__Questions on the material__.
a – Answer these questions from the endometriosis post, each in a few words:
(i) At what age was the writer diagnosed with endometriosis?
(ii) How long ago was the endometrial ablation done?
(iii) What did gastroenterologists always say the daily gut issues were?
b – Translate this sentence from the endometriosis post into Spanish: "The scan also showed I have pelvic adhesions, all suggestive of deep endometriosis."

I really need some advice as I am crap at complaining but feel I have been overlooked when it comes to this health issue of mine.
It’s a bit long but I don’t want to drip feed.
I have just been diagnosed with endometriosis at the age of 50 and this discovery was only due to the fact that I requested a pelvic mri because I am suffering from a failed endometrial ablation that I had done 2 years ago (even though my gynaecologist had assured me ablation failure was extremely rare, I’ve since found out it certainly isn’t).
Since the failure I have been in a lot of pain so asked for the mri to check what was going on (gynae just wanted to discharge me with advice to just take pain relief).
Late December ‘23 the results came back, (the images were reviewed by a consultant radiologist who specialises in detecting endometriosis) with a conclusion of deep endometriosis with nodules around my colon and rectal area (I have also struggled for decades with daily gut issues but always told by gastroenterologists that it’s ‘just’ IBS). The scan also showed I have pelvic adhesions, all suggestive of deep endometriosis. I also have diffuse adenomyosis which I’ve since discovered could have resulted from the failed ablation.

__Data section__.
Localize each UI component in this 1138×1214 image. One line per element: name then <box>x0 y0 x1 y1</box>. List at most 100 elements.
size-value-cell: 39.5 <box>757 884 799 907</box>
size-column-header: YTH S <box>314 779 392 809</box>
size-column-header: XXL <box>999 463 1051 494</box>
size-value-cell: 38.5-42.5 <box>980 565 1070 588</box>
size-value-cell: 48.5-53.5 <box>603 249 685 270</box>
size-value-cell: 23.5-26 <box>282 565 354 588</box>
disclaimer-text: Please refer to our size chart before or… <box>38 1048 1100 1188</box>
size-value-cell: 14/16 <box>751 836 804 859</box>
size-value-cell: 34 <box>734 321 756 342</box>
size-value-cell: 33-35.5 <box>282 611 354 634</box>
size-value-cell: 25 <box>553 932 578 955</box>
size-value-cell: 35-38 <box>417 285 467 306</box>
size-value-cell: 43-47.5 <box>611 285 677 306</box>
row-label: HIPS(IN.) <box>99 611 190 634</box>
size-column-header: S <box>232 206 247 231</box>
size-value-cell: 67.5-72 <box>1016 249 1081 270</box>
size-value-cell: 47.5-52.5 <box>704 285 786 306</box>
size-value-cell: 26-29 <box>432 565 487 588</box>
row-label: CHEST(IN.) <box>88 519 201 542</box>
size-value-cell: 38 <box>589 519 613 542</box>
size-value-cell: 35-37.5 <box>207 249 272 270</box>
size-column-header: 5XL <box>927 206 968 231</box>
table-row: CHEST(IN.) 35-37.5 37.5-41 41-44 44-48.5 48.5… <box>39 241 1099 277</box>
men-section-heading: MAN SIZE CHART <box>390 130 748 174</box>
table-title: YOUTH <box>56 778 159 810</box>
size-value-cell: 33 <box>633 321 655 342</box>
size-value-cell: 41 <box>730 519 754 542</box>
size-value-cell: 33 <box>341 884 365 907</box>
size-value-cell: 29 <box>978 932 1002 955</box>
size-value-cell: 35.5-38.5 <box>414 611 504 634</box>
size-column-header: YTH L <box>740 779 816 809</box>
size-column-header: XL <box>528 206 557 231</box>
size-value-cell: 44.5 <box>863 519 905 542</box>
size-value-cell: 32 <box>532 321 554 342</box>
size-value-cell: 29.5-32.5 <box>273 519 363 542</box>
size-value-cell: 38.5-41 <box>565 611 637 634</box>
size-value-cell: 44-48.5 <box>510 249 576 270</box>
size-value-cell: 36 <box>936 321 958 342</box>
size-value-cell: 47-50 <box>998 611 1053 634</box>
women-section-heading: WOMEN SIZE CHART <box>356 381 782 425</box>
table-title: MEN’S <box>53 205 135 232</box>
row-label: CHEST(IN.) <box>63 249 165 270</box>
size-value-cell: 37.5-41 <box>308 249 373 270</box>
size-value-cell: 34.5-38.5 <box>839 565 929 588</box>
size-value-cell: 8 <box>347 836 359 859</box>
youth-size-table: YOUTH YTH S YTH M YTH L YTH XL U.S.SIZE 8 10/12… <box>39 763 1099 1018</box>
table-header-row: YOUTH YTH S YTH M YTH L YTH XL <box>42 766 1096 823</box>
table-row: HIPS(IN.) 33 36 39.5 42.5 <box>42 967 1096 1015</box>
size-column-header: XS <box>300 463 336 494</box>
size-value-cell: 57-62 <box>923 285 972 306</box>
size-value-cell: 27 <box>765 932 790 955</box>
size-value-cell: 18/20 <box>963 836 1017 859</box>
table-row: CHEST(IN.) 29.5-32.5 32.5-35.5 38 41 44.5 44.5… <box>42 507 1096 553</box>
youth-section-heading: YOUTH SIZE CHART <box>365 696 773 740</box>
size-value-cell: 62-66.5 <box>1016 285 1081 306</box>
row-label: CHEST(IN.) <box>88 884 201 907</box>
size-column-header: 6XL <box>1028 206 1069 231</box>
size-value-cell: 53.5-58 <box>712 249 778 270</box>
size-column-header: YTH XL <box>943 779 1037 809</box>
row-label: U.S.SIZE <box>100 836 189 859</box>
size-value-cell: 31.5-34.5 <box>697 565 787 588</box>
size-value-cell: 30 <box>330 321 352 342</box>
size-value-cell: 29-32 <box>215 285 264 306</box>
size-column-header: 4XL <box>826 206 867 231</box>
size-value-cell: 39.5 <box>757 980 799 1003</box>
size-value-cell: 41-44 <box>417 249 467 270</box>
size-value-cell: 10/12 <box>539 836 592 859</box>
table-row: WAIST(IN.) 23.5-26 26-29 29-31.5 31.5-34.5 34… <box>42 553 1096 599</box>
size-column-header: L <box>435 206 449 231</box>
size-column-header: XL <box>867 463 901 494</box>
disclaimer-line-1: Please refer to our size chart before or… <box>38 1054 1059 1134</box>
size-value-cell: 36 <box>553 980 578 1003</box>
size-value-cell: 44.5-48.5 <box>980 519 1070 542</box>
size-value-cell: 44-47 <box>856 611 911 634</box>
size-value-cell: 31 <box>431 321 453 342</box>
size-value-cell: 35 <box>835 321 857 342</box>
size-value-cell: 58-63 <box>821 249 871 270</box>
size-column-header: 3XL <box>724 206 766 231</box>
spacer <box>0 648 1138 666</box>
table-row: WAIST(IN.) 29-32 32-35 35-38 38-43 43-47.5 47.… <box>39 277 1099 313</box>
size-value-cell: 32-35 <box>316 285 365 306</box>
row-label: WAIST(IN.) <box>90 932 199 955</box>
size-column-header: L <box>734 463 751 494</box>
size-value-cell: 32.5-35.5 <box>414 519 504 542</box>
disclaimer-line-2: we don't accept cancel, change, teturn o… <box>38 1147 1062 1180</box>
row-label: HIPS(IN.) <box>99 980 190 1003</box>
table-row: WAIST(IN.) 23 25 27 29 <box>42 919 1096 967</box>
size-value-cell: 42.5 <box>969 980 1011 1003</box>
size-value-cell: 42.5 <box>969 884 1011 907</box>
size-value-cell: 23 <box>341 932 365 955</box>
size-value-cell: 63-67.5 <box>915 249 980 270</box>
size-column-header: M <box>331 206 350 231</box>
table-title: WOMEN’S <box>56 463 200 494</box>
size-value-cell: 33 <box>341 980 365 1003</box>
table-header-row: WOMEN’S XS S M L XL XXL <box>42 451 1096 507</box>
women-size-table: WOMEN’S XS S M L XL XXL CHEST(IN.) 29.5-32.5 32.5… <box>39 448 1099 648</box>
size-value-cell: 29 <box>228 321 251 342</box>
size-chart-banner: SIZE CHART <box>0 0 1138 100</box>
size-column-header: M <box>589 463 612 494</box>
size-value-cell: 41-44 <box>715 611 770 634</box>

__Answer set__.
a –
(i) 50
(ii) 2 years ago
(iii) IBS

b – La exploración también mostró que tengo adherencias pélvicas, todo ello indicativo de endometriosis profunda.